→ INSTRUCTIONS TO FOLLOW
The entries below should be quoted exactly, with no pictures carried over.

→ SUPPLIED MATERIAL
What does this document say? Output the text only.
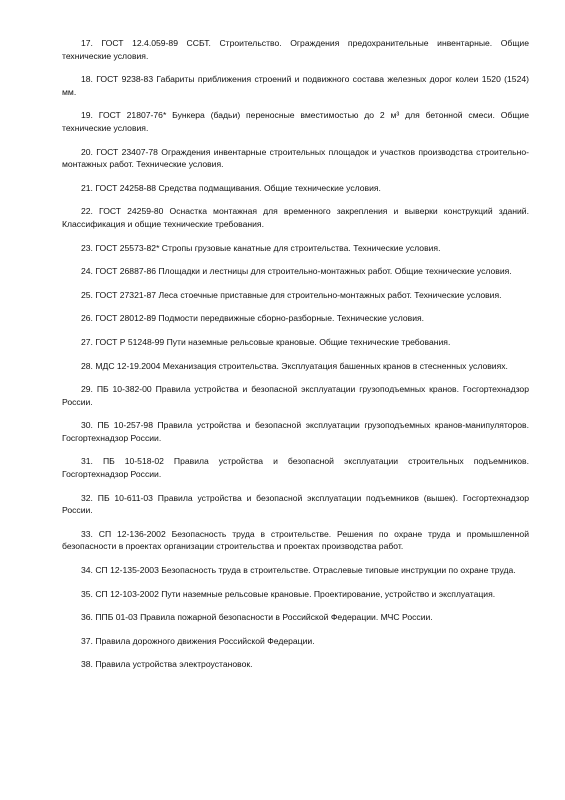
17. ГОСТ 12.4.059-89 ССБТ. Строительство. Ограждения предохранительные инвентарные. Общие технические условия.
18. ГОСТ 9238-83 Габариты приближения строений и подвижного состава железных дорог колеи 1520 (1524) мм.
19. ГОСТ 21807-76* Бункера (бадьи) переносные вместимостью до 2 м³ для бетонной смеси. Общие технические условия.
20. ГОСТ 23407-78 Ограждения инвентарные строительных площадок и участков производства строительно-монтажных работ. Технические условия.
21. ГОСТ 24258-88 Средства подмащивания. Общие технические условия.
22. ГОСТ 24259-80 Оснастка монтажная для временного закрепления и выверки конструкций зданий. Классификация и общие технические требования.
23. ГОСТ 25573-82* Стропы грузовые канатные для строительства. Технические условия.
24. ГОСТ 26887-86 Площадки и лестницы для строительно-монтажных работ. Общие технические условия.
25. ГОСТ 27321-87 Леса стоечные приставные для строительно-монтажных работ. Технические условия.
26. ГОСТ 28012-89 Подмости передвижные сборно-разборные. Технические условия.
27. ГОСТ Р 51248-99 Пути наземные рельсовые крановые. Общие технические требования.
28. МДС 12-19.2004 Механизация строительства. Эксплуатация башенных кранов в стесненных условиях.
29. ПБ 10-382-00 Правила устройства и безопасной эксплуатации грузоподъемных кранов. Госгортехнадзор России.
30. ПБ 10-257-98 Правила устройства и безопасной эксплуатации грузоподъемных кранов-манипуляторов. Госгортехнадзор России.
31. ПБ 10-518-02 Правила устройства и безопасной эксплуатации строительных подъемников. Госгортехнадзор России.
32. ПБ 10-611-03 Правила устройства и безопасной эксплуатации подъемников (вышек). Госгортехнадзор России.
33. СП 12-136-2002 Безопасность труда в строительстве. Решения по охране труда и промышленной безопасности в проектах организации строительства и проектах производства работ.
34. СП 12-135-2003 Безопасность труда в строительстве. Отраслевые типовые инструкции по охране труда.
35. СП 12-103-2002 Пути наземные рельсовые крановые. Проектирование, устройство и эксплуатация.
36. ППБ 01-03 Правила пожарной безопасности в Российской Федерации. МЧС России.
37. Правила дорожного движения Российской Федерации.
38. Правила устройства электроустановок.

→ OUTPUT OF THE TASK
What does this document say? Output the text only.
17. ГОСТ 12.4.059-89 ССБТ. Строительство. Ограждения предохранительные инвентарные. Общие технические условия.
18. ГОСТ 9238-83 Габариты приближения строений и подвижного состава железных дорог колеи 1520 (1524) мм.
19. ГОСТ 21807-76* Бункера (бадьи) переносные вместимостью до 2 м³ для бетонной смеси. Общие технические условия.
20. ГОСТ 23407-78 Ограждения инвентарные строительных площадок и участков производства строительно-монтажных работ. Технические условия.
21. ГОСТ 24258-88 Средства подмащивания. Общие технические условия.
22. ГОСТ 24259-80 Оснастка монтажная для временного закрепления и выверки конструкций зданий. Классификация и общие технические требования.
23. ГОСТ 25573-82* Стропы грузовые канатные для строительства. Технические условия.
24. ГОСТ 26887-86 Площадки и лестницы для строительно-монтажных работ. Общие технические условия.
25. ГОСТ 27321-87 Леса стоечные приставные для строительно-монтажных работ. Технические условия.
26. ГОСТ 28012-89 Подмости передвижные сборно-разборные. Технические условия.
27. ГОСТ Р 51248-99 Пути наземные рельсовые крановые. Общие технические требования.
28. МДС 12-19.2004 Механизация строительства. Эксплуатация башенных кранов в стесненных условиях.
29. ПБ 10-382-00 Правила устройства и безопасной эксплуатации грузоподъемных кранов. Госгортехнадзор России.
30. ПБ 10-257-98 Правила устройства и безопасной эксплуатации грузоподъемных кранов-манипуляторов. Госгортехнадзор России.
31. ПБ 10-518-02 Правила устройства и безопасной эксплуатации строительных подъемников. Госгортехнадзор России.
32. ПБ 10-611-03 Правила устройства и безопасной эксплуатации подъемников (вышек). Госгортехнадзор России.
33. СП 12-136-2002 Безопасность труда в строительстве. Решения по охране труда и промышленной безопасности в проектах организации строительства и проектах производства работ.
34. СП 12-135-2003 Безопасность труда в строительстве. Отраслевые типовые инструкции по охране труда.
35. СП 12-103-2002 Пути наземные рельсовые крановые. Проектирование, устройство и эксплуатация.
36. ППБ 01-03 Правила пожарной безопасности в Российской Федерации. МЧС России.
37. Правила дорожного движения Российской Федерации.
38. Правила устройства электроустановок.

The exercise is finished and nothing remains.